■ **Stated problem**
Your task is to transcribe all of the records exactly and leave out the pictures.

■ **Material provided**
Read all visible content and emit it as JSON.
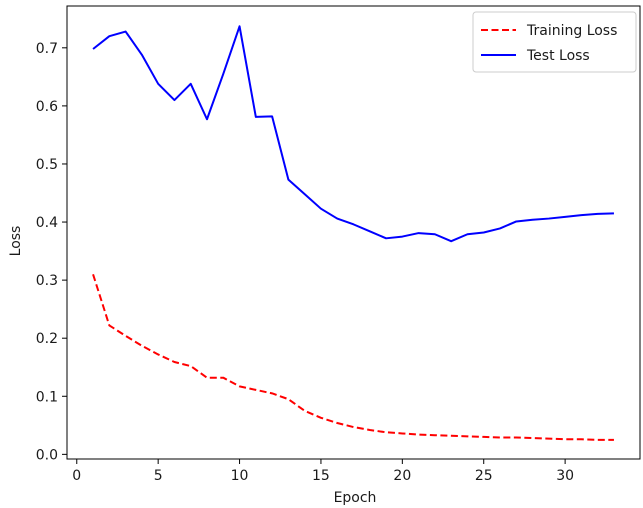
{
  "chart_data": {
    "type": "line",
    "title": "",
    "xlabel": "Epoch",
    "ylabel": "Loss",
    "xlim": [
      -0.6,
      34.6
    ],
    "ylim": [
      -0.008,
      0.772
    ],
    "xticks": [
      0,
      5,
      10,
      15,
      20,
      25,
      30
    ],
    "yticks": [
      0.0,
      0.1,
      0.2,
      0.3,
      0.4,
      0.5,
      0.6,
      0.7
    ],
    "xtick_labels": [
      "0",
      "5",
      "10",
      "15",
      "20",
      "25",
      "30"
    ],
    "ytick_labels": [
      "0.0",
      "0.1",
      "0.2",
      "0.3",
      "0.4",
      "0.5",
      "0.6",
      "0.7"
    ],
    "grid": false,
    "legend_position": "top-right",
    "x": [
      1,
      2,
      3,
      4,
      5,
      6,
      7,
      8,
      9,
      10,
      11,
      12,
      13,
      14,
      15,
      16,
      17,
      18,
      19,
      20,
      21,
      22,
      23,
      24,
      25,
      26,
      27,
      28,
      29,
      30,
      31,
      32,
      33
    ],
    "series": [
      {
        "name": "Training Loss",
        "color": "#ff0000",
        "style": "dashed",
        "values": [
          0.31,
          0.222,
          0.204,
          0.187,
          0.172,
          0.159,
          0.152,
          0.132,
          0.132,
          0.117,
          0.111,
          0.105,
          0.095,
          0.075,
          0.063,
          0.054,
          0.047,
          0.042,
          0.038,
          0.036,
          0.034,
          0.033,
          0.032,
          0.031,
          0.03,
          0.029,
          0.029,
          0.028,
          0.027,
          0.026,
          0.026,
          0.025,
          0.025
        ]
      },
      {
        "name": "Test Loss",
        "color": "#0000ff",
        "style": "solid",
        "values": [
          0.698,
          0.72,
          0.728,
          0.688,
          0.638,
          0.61,
          0.638,
          0.577,
          0.655,
          0.737,
          0.581,
          0.582,
          0.473,
          0.448,
          0.423,
          0.406,
          0.396,
          0.384,
          0.372,
          0.375,
          0.381,
          0.379,
          0.367,
          0.379,
          0.382,
          0.389,
          0.401,
          0.404,
          0.406,
          0.409,
          0.412,
          0.414,
          0.415
        ]
      }
    ]
  }
}
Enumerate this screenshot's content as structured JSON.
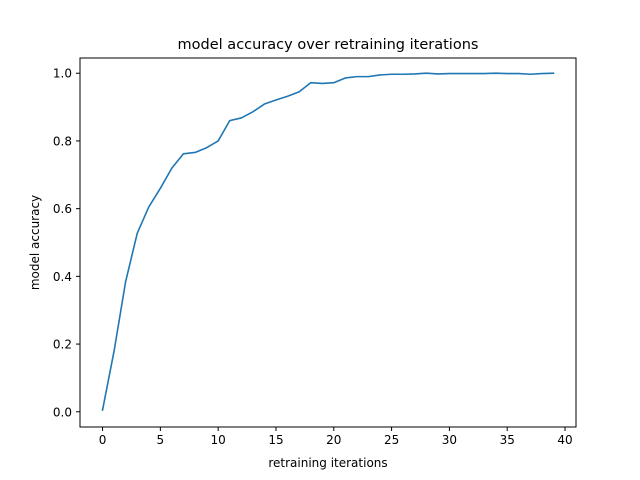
{
  "chart_data": {
    "type": "line",
    "title": "model accuracy over retraining iterations",
    "xlabel": "retraining iterations",
    "ylabel": "model accuracy",
    "xlim": [
      -1.95,
      40.95
    ],
    "ylim": [
      -0.045,
      1.045
    ],
    "xticks": [
      0,
      5,
      10,
      15,
      20,
      25,
      30,
      35,
      40
    ],
    "xtick_labels": [
      "0",
      "5",
      "10",
      "15",
      "20",
      "25",
      "30",
      "35",
      "40"
    ],
    "yticks": [
      0.0,
      0.2,
      0.4,
      0.6,
      0.8,
      1.0
    ],
    "ytick_labels": [
      "0.0",
      "0.2",
      "0.4",
      "0.6",
      "0.8",
      "1.0"
    ],
    "grid": false,
    "series": [
      {
        "color": "#1f77b4",
        "x": [
          0,
          1,
          2,
          3,
          4,
          5,
          6,
          7,
          8,
          9,
          10,
          11,
          12,
          13,
          14,
          15,
          16,
          17,
          18,
          19,
          20,
          21,
          22,
          23,
          24,
          25,
          26,
          27,
          28,
          29,
          30,
          31,
          32,
          33,
          34,
          35,
          36,
          37,
          38,
          39
        ],
        "y": [
          0.005,
          0.18,
          0.385,
          0.527,
          0.605,
          0.66,
          0.72,
          0.762,
          0.766,
          0.78,
          0.8,
          0.86,
          0.868,
          0.886,
          0.909,
          0.921,
          0.932,
          0.945,
          0.972,
          0.97,
          0.972,
          0.986,
          0.99,
          0.99,
          0.995,
          0.997,
          0.997,
          0.998,
          1.0,
          0.998,
          0.999,
          0.999,
          0.999,
          0.999,
          1.0,
          0.999,
          0.999,
          0.997,
          0.999,
          1.0
        ]
      }
    ]
  }
}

■ **Exercise answer**
Read all visible content and emit it as JSON.
{
  "chart_data": {
    "type": "line",
    "title": "",
    "xlabel": "Epoch",
    "ylabel": "Loss",
    "xlim": [
      -0.6,
      34.6
    ],
    "ylim": [
      -0.008,
      0.772
    ],
    "xticks": [
      0,
      5,
      10,
      15,
      20,
      25,
      30
    ],
    "yticks": [
      0.0,
      0.1,
      0.2,
      0.3,
      0.4,
      0.5,
      0.6,
      0.7
    ],
    "xtick_labels": [
      "0",
      "5",
      "10",
      "15",
      "20",
      "25",
      "30"
    ],
    "ytick_labels": [
      "0.0",
      "0.1",
      "0.2",
      "0.3",
      "0.4",
      "0.5",
      "0.6",
      "0.7"
    ],
    "grid": false,
    "legend_position": "top-right",
    "x": [
      1,
      2,
      3,
      4,
      5,
      6,
      7,
      8,
      9,
      10,
      11,
      12,
      13,
      14,
      15,
      16,
      17,
      18,
      19,
      20,
      21,
      22,
      23,
      24,
      25,
      26,
      27,
      28,
      29,
      30,
      31,
      32,
      33
    ],
    "series": [
      {
        "name": "Training Loss",
        "color": "#ff0000",
        "style": "dashed",
        "values": [
          0.31,
          0.222,
          0.204,
          0.187,
          0.172,
          0.159,
          0.152,
          0.132,
          0.132,
          0.117,
          0.111,
          0.105,
          0.095,
          0.075,
          0.063,
          0.054,
          0.047,
          0.042,
          0.038,
          0.036,
          0.034,
          0.033,
          0.032,
          0.031,
          0.03,
          0.029,
          0.029,
          0.028,
          0.027,
          0.026,
          0.026,
          0.025,
          0.025
        ]
      },
      {
        "name": "Test Loss",
        "color": "#0000ff",
        "style": "solid",
        "values": [
          0.698,
          0.72,
          0.728,
          0.688,
          0.638,
          0.61,
          0.638,
          0.577,
          0.655,
          0.737,
          0.581,
          0.582,
          0.473,
          0.448,
          0.423,
          0.406,
          0.396,
          0.384,
          0.372,
          0.375,
          0.381,
          0.379,
          0.367,
          0.379,
          0.382,
          0.389,
          0.401,
          0.404,
          0.406,
          0.409,
          0.412,
          0.414,
          0.415
        ]
      }
    ]
  }
}
Enumerate this screenshot's content as structured JSON.
{
  "chart_data": {
    "type": "line",
    "title": "model accuracy over retraining iterations",
    "xlabel": "retraining iterations",
    "ylabel": "model accuracy",
    "xlim": [
      -1.95,
      40.95
    ],
    "ylim": [
      -0.045,
      1.045
    ],
    "xticks": [
      0,
      5,
      10,
      15,
      20,
      25,
      30,
      35,
      40
    ],
    "xtick_labels": [
      "0",
      "5",
      "10",
      "15",
      "20",
      "25",
      "30",
      "35",
      "40"
    ],
    "yticks": [
      0.0,
      0.2,
      0.4,
      0.6,
      0.8,
      1.0
    ],
    "ytick_labels": [
      "0.0",
      "0.2",
      "0.4",
      "0.6",
      "0.8",
      "1.0"
    ],
    "grid": false,
    "series": [
      {
        "color": "#1f77b4",
        "x": [
          0,
          1,
          2,
          3,
          4,
          5,
          6,
          7,
          8,
          9,
          10,
          11,
          12,
          13,
          14,
          15,
          16,
          17,
          18,
          19,
          20,
          21,
          22,
          23,
          24,
          25,
          26,
          27,
          28,
          29,
          30,
          31,
          32,
          33,
          34,
          35,
          36,
          37,
          38,
          39
        ],
        "y": [
          0.005,
          0.18,
          0.385,
          0.527,
          0.605,
          0.66,
          0.72,
          0.762,
          0.766,
          0.78,
          0.8,
          0.86,
          0.868,
          0.886,
          0.909,
          0.921,
          0.932,
          0.945,
          0.972,
          0.97,
          0.972,
          0.986,
          0.99,
          0.99,
          0.995,
          0.997,
          0.997,
          0.998,
          1.0,
          0.998,
          0.999,
          0.999,
          0.999,
          0.999,
          1.0,
          0.999,
          0.999,
          0.997,
          0.999,
          1.0
        ]
      }
    ]
  }
}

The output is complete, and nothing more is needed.